_Task details_
Every line that holds the string "Paint" is to be identified and copied.

== Data for processing ==

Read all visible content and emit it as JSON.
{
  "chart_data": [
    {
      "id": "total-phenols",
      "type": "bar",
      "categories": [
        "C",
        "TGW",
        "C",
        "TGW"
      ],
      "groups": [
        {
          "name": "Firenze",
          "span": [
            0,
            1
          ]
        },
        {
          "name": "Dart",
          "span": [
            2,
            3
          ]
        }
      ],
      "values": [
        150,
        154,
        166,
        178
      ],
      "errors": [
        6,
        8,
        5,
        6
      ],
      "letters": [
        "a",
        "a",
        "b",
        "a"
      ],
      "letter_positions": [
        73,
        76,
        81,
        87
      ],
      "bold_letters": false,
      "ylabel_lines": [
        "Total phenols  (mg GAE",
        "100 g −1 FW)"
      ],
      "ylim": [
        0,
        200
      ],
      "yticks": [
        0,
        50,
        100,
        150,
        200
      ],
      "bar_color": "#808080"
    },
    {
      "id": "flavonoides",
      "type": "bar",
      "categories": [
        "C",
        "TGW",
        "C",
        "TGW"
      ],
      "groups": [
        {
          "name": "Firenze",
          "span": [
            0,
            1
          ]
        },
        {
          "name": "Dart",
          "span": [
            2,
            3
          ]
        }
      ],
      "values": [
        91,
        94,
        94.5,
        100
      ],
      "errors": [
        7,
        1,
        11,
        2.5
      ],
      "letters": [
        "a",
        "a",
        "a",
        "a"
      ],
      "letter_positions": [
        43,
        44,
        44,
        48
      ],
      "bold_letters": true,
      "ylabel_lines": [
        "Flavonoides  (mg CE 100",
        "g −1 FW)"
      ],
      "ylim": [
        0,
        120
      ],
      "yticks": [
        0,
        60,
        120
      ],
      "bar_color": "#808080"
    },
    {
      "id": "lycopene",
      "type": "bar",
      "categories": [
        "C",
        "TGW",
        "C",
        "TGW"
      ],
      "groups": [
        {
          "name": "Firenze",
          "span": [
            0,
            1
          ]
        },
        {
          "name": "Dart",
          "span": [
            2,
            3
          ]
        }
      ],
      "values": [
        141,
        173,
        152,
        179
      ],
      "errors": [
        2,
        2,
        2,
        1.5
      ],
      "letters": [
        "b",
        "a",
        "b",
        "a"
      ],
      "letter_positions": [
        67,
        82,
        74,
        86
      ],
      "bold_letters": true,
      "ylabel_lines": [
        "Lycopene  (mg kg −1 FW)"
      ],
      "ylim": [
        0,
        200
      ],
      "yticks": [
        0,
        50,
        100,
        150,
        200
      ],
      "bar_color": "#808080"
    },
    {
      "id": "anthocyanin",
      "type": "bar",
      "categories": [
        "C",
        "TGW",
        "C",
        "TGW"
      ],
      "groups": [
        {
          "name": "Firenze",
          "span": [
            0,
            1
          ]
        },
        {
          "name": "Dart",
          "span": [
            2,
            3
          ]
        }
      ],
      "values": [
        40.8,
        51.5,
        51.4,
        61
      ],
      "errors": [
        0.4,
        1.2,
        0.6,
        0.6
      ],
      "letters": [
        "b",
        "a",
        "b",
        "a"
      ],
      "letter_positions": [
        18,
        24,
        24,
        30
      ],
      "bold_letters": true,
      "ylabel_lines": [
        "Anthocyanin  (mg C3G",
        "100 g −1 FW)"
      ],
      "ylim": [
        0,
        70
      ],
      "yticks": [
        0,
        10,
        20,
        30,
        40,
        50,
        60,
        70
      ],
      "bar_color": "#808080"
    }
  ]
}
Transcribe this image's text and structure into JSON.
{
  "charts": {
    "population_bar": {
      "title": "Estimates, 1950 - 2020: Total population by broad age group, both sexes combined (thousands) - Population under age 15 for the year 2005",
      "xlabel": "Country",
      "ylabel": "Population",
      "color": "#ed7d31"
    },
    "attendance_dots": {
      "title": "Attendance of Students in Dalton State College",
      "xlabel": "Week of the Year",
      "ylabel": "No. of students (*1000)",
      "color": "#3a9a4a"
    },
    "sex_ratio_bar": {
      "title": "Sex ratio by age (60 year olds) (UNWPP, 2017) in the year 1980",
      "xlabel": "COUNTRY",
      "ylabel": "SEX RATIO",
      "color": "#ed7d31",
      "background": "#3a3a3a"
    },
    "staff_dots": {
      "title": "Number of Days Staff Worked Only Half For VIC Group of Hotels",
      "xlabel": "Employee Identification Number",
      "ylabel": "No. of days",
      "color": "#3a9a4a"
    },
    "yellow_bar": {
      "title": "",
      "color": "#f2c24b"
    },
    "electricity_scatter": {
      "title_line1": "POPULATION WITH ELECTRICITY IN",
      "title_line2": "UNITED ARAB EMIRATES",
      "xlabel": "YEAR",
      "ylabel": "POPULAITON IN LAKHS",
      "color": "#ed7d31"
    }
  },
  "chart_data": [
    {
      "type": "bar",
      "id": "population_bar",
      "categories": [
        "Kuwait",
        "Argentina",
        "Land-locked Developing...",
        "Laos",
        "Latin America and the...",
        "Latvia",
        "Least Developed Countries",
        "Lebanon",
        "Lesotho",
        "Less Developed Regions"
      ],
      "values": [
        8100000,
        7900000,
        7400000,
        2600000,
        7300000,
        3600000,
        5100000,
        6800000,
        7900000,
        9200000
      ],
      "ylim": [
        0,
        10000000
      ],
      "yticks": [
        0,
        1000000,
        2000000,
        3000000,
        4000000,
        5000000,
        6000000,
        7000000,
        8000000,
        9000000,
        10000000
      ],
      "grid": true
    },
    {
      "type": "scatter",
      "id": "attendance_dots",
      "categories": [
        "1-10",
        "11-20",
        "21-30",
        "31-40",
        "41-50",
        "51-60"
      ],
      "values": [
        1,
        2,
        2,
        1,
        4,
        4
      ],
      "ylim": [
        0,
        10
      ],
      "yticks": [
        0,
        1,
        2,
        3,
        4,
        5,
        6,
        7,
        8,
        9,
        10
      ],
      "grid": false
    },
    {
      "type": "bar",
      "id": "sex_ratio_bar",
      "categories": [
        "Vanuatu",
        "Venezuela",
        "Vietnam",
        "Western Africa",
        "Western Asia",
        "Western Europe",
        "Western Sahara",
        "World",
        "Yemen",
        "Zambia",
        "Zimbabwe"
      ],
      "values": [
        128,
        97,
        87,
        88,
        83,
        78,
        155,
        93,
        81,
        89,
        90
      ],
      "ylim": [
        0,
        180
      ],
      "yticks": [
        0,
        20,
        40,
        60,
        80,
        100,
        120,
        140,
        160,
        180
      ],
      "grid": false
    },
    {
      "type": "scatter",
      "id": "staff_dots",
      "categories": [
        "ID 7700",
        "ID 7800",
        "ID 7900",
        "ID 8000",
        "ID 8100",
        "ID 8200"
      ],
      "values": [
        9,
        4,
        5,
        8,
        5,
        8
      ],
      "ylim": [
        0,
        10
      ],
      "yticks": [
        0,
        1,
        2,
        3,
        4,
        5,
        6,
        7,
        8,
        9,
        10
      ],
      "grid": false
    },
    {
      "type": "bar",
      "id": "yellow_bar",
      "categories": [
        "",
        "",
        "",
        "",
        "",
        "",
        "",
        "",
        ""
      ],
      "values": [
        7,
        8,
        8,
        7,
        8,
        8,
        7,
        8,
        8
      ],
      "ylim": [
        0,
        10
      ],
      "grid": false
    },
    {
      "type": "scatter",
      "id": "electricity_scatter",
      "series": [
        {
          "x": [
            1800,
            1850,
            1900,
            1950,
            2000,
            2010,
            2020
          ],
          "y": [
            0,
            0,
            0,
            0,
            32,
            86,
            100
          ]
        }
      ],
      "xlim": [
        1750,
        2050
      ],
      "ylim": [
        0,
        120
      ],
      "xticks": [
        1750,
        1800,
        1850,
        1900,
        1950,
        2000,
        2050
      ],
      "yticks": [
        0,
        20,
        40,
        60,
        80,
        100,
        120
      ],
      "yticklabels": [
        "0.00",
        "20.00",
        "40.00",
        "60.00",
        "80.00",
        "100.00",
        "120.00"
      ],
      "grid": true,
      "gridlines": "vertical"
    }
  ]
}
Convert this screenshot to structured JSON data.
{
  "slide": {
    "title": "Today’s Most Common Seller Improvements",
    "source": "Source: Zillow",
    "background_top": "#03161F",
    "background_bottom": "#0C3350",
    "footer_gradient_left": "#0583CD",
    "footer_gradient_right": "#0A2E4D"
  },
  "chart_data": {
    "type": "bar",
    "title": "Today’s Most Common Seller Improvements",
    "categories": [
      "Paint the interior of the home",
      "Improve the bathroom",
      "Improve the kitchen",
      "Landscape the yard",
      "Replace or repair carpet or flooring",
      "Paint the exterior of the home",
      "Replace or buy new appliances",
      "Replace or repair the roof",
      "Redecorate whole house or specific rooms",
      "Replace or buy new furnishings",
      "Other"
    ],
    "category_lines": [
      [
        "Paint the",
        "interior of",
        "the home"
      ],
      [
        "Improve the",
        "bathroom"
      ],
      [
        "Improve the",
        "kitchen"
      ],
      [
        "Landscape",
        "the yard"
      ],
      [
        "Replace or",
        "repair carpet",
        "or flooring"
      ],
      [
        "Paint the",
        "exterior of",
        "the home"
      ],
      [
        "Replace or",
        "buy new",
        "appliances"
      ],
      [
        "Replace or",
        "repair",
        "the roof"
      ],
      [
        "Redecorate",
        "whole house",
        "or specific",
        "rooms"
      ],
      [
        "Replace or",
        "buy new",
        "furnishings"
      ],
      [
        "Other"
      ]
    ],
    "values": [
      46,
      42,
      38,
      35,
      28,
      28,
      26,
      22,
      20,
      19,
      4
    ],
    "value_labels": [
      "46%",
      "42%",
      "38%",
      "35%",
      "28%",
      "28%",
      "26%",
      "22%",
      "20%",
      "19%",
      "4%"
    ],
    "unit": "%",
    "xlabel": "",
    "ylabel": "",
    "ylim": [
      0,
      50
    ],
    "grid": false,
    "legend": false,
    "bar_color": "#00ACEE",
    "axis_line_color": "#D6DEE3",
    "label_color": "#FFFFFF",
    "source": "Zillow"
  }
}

===

_Solution to this problem_
      "Paint the interior of the home",
      "Paint the exterior of the home",
        "Paint the",
        "Paint the",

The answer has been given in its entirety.